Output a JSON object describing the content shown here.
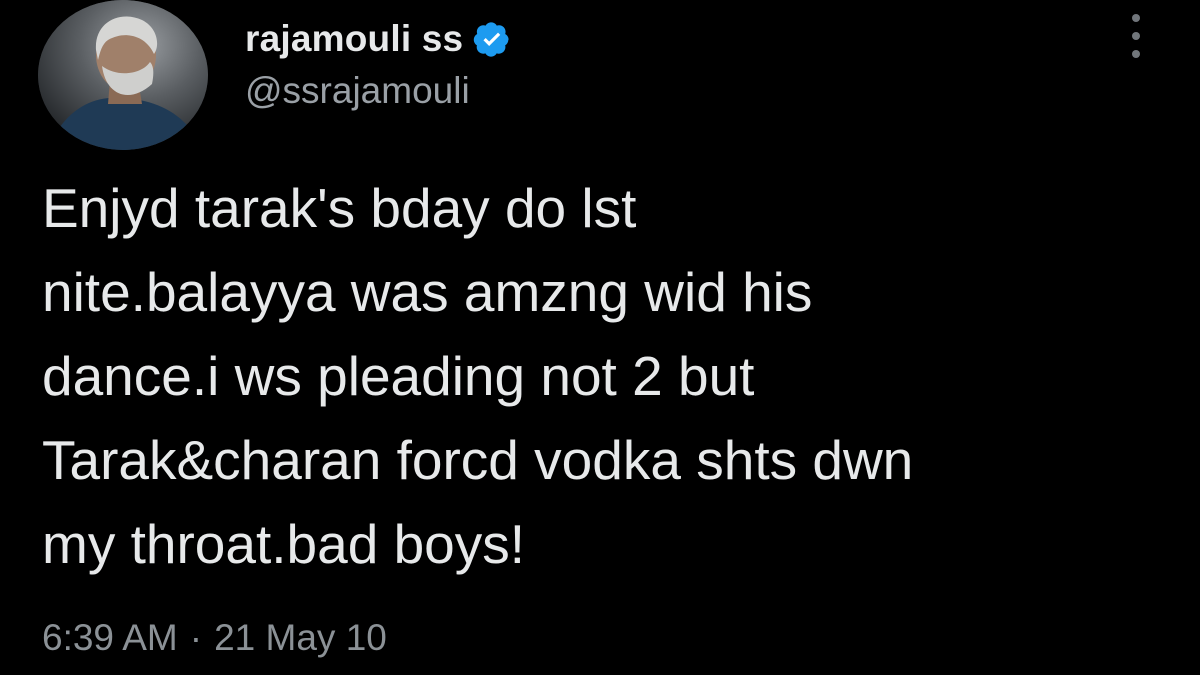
{
  "user": {
    "display_name": "rajamouli ss",
    "handle": "@ssrajamouli",
    "verified_icon": "verified-badge-icon",
    "avatar_icon": "profile-photo"
  },
  "tweet": {
    "lines": [
      "Enjyd tarak's bday do lst",
      "nite.balayya was amzng wid his",
      "dance.i ws pleading not 2 but",
      "Tarak&charan forcd vodka shts dwn",
      "my throat.bad boys!"
    ],
    "time": "6:39 AM",
    "separator": "·",
    "date": "21 May 10"
  },
  "colors": {
    "background": "#000000",
    "text": "#e7e9ea",
    "secondary": "#8b9196",
    "verified": "#1d9bf0"
  },
  "more_icon": "more-vertical-icon"
}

__________________________________________________

[Task directions] Some lines of the records may hold the word "verified". How many do? Answer with a number and nothing else.

[Response below] 2